* _What is expected_: Reproduce the material without any changes, starting at its first line and stopping after the line that contains "button[interactable]: Chats —".

===== Available data

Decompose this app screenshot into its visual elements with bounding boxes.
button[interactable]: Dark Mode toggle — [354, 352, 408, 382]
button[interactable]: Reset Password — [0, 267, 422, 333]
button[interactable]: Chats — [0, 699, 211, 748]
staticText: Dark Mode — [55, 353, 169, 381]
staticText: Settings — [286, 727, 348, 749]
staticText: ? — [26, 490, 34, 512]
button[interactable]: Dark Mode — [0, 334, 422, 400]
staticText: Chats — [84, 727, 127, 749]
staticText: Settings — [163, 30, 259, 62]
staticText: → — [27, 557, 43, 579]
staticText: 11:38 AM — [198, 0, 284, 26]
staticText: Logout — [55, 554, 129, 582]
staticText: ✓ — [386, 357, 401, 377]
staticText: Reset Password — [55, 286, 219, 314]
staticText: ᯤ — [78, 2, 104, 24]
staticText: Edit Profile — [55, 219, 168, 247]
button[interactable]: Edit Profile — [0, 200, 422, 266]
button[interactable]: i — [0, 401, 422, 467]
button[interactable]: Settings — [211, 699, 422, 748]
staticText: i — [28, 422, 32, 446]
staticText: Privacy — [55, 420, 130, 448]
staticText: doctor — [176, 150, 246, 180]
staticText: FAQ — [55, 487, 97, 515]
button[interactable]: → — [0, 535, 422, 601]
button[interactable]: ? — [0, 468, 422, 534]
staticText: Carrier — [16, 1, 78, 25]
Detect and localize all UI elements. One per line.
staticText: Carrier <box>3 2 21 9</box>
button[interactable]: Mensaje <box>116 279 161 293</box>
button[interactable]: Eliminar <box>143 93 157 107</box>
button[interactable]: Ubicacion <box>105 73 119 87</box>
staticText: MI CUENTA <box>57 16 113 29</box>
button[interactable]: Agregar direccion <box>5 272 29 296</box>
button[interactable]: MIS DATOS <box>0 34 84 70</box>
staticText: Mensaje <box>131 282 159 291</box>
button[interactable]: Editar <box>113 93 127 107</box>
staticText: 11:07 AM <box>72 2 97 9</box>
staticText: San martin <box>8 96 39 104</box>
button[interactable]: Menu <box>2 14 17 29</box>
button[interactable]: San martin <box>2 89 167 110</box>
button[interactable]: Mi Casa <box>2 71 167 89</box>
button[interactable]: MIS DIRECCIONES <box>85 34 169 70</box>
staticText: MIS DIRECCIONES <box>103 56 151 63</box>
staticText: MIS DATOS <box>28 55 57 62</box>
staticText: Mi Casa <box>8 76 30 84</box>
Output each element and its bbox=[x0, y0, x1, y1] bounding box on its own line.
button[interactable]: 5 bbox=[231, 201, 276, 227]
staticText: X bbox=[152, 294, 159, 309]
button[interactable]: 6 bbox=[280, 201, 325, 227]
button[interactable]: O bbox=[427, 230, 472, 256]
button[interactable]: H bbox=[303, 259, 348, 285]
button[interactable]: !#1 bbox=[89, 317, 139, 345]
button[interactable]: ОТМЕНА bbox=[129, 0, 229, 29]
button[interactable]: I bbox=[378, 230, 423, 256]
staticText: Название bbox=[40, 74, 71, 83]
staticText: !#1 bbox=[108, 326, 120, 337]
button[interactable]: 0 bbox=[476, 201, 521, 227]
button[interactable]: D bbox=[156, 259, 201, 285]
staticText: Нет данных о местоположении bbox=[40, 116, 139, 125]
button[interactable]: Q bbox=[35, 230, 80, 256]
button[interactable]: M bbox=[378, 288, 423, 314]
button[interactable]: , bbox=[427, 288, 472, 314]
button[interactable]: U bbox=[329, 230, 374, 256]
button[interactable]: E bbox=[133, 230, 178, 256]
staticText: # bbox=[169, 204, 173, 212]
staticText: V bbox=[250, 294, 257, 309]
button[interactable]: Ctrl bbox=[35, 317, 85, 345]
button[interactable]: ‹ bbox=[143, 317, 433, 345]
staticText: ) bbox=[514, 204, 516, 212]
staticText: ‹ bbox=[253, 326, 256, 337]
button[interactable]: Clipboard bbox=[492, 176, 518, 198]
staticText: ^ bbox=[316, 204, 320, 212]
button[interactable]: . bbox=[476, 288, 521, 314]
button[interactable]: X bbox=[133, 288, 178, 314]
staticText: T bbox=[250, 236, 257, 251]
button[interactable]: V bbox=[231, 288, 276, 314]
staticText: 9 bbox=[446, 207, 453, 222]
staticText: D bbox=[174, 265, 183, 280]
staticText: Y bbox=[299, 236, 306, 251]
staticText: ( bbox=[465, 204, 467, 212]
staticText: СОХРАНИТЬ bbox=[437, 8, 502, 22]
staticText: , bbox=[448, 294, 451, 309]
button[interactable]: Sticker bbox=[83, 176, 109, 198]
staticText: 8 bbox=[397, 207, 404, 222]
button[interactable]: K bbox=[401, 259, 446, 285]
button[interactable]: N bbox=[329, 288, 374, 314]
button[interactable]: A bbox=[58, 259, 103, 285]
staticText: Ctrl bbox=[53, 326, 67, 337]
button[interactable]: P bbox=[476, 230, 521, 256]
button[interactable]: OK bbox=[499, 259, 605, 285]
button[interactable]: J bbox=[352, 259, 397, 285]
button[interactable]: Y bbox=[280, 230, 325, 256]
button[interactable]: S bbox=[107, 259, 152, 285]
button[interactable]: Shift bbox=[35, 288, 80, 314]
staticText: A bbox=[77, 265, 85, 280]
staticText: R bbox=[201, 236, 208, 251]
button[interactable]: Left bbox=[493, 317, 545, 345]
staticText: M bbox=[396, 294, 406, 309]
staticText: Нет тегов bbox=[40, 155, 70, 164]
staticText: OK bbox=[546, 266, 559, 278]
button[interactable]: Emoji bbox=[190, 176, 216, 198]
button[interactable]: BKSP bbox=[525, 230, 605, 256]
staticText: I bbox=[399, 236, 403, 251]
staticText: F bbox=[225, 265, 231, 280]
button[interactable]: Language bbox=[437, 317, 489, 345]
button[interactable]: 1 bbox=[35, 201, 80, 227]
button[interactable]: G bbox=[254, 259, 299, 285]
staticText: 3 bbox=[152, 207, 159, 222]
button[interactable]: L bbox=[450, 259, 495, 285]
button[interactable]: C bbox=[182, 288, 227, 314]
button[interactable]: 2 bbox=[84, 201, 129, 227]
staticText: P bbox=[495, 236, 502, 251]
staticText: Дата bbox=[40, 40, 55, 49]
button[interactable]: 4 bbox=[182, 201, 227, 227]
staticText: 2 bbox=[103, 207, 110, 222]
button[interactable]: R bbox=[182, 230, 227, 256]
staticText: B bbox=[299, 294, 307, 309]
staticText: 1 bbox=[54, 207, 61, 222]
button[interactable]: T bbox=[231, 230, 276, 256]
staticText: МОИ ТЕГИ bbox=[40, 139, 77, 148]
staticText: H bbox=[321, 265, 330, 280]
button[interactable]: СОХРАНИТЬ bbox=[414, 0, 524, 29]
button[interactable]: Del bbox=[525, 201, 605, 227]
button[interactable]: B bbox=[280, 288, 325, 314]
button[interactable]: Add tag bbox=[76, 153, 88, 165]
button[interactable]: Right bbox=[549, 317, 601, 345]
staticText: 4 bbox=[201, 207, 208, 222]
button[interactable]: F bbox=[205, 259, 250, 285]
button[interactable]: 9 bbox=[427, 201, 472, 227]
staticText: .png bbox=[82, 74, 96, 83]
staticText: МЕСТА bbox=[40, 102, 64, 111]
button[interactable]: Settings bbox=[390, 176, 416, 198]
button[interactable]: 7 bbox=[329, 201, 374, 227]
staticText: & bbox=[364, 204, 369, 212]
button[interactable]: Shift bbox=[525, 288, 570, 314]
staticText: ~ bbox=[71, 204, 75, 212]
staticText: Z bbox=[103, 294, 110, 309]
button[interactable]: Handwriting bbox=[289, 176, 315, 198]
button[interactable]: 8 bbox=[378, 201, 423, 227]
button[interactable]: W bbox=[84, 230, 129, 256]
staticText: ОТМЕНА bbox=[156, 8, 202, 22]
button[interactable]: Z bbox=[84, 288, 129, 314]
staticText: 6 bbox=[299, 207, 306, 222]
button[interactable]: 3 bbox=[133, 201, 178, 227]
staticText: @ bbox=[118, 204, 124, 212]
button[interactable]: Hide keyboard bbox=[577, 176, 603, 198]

==========

* _Answer to the problem_:
Decompose this app screenshot into its visual elements with bounding boxes.
button[interactable]: Dark Mode toggle — [354, 352, 408, 382]
button[interactable]: Reset Password — [0, 267, 422, 333]
button[interactable]: Chats — [0, 699, 211, 748]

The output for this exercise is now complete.